REQUEST: Using the material below, copy every line where "badge" appears.

(Dataset records)
________________________________________
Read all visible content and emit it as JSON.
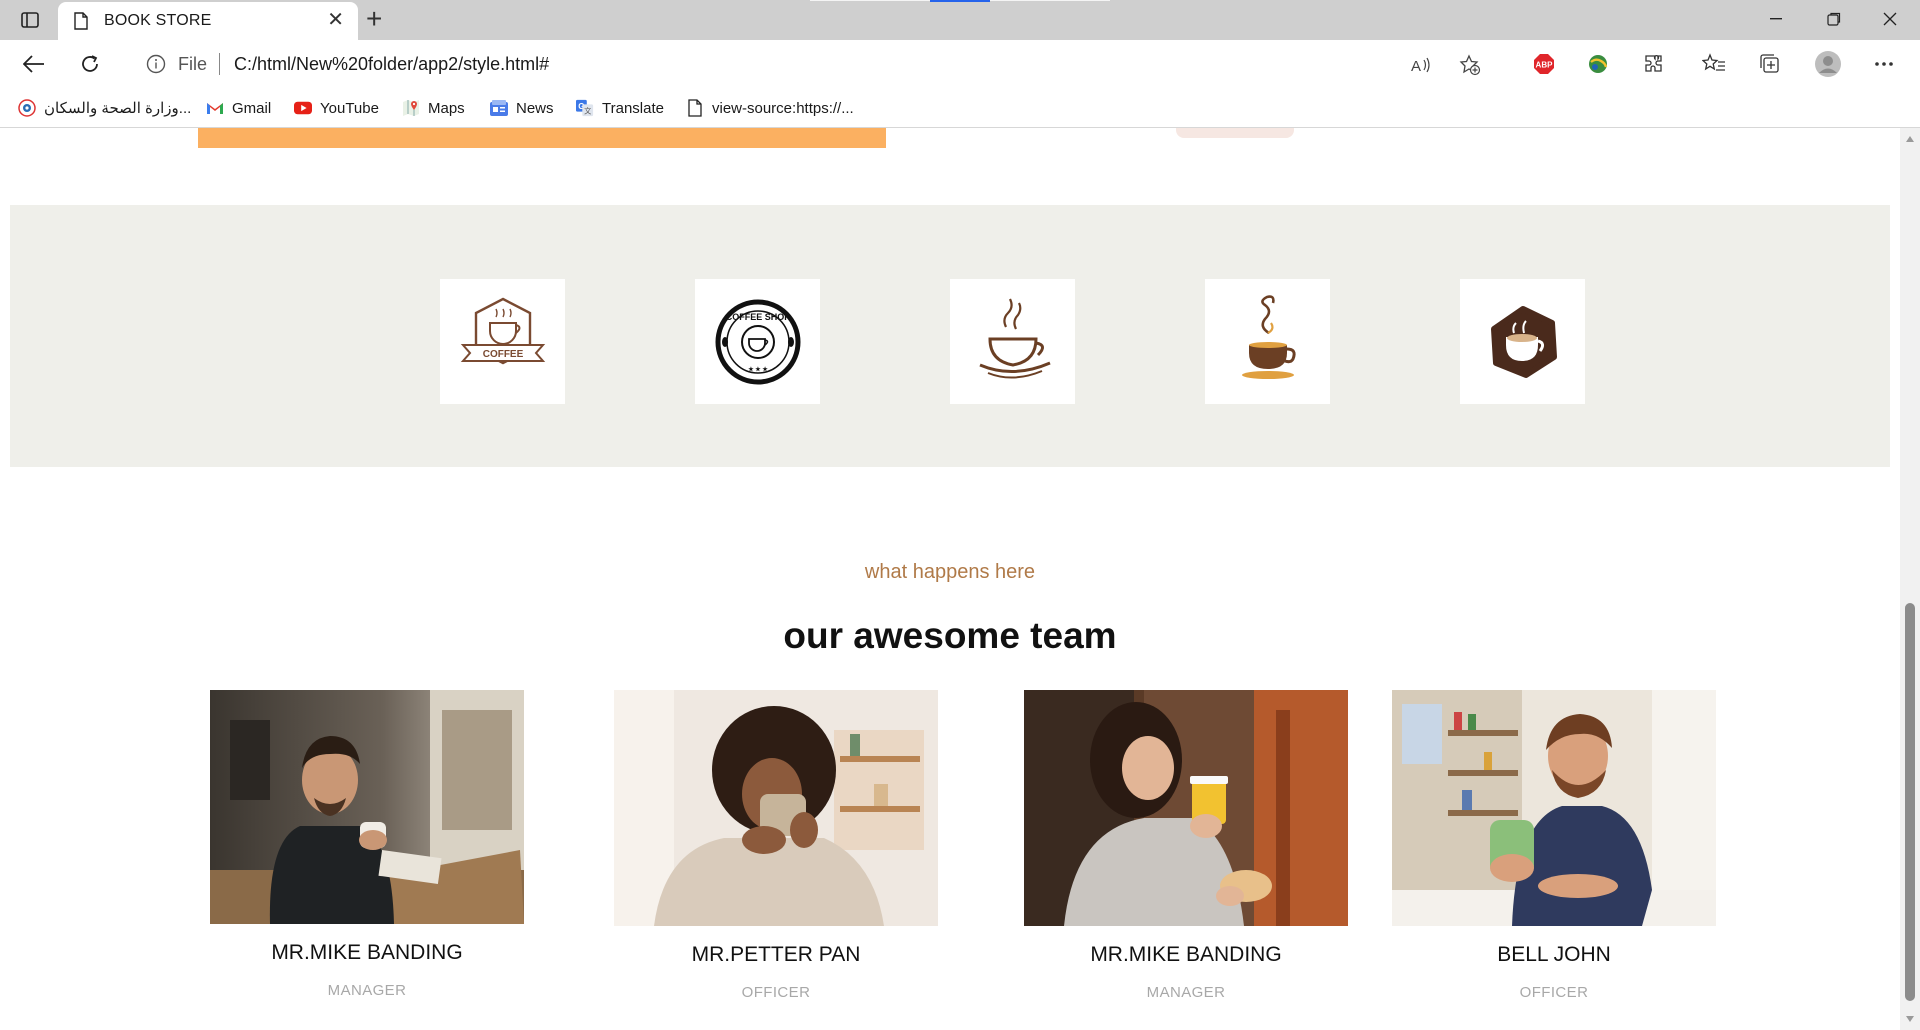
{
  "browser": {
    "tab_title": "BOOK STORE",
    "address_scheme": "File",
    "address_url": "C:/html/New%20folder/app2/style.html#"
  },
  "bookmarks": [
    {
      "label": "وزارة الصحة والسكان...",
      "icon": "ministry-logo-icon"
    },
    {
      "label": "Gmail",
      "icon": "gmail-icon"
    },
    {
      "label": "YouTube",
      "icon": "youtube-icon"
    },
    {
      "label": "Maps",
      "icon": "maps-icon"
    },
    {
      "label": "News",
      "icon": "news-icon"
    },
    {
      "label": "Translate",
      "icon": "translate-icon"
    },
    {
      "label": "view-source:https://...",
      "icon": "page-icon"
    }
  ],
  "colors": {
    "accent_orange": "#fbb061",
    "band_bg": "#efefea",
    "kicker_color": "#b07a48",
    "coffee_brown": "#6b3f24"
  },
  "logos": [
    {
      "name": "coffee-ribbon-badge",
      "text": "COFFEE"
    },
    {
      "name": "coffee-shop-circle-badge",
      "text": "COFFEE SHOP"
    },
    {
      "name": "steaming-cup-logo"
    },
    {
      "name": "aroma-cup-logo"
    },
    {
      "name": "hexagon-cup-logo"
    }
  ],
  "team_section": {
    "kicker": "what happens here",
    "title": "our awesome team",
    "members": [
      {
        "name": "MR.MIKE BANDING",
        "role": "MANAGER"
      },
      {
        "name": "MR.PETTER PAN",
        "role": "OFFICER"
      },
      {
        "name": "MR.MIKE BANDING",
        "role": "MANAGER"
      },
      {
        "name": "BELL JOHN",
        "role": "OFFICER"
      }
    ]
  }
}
________________________________________
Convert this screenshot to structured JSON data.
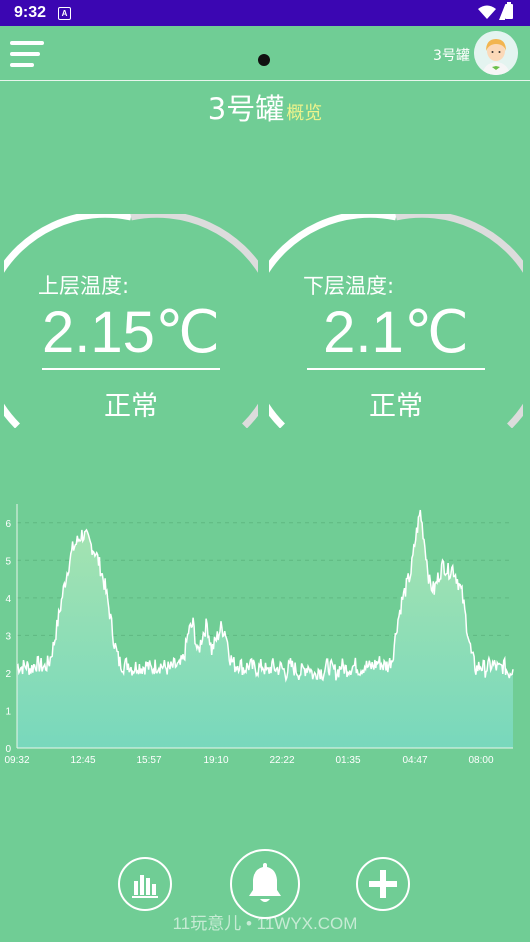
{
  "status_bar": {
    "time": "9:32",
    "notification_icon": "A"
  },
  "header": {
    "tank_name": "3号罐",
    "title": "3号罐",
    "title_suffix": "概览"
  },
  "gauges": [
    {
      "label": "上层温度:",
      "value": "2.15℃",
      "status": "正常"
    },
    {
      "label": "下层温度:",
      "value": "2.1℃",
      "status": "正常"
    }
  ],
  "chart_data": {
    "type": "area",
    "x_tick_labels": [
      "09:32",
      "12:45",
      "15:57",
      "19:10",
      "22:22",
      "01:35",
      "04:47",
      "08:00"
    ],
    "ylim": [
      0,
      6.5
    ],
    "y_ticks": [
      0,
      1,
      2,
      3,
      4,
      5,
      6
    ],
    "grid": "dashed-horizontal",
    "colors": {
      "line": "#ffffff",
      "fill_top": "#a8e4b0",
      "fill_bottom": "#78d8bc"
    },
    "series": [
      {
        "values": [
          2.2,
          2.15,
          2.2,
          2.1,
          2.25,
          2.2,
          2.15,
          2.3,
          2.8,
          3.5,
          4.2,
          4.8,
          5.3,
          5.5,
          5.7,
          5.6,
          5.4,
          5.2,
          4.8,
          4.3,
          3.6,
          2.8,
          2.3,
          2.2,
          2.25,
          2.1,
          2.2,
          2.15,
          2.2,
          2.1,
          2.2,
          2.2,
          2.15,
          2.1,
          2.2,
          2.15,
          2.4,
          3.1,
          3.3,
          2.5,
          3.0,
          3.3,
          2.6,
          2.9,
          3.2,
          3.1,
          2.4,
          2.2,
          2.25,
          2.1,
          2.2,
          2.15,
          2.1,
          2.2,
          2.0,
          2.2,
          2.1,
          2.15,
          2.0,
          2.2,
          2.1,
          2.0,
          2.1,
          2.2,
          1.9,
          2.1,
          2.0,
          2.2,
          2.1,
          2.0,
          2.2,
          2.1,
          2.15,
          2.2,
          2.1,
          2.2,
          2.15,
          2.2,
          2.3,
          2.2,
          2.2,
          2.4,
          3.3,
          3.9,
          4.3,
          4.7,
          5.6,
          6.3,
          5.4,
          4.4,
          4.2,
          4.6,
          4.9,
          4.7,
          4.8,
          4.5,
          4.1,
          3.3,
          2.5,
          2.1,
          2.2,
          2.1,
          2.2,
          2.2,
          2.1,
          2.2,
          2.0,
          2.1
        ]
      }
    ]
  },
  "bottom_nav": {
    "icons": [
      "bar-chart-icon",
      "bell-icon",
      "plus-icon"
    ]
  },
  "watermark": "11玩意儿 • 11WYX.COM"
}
________________________________________
RESULT OF THE TASK:
      "name": "coffee-ribbon-badge",
      "name": "coffee-shop-circle-badge",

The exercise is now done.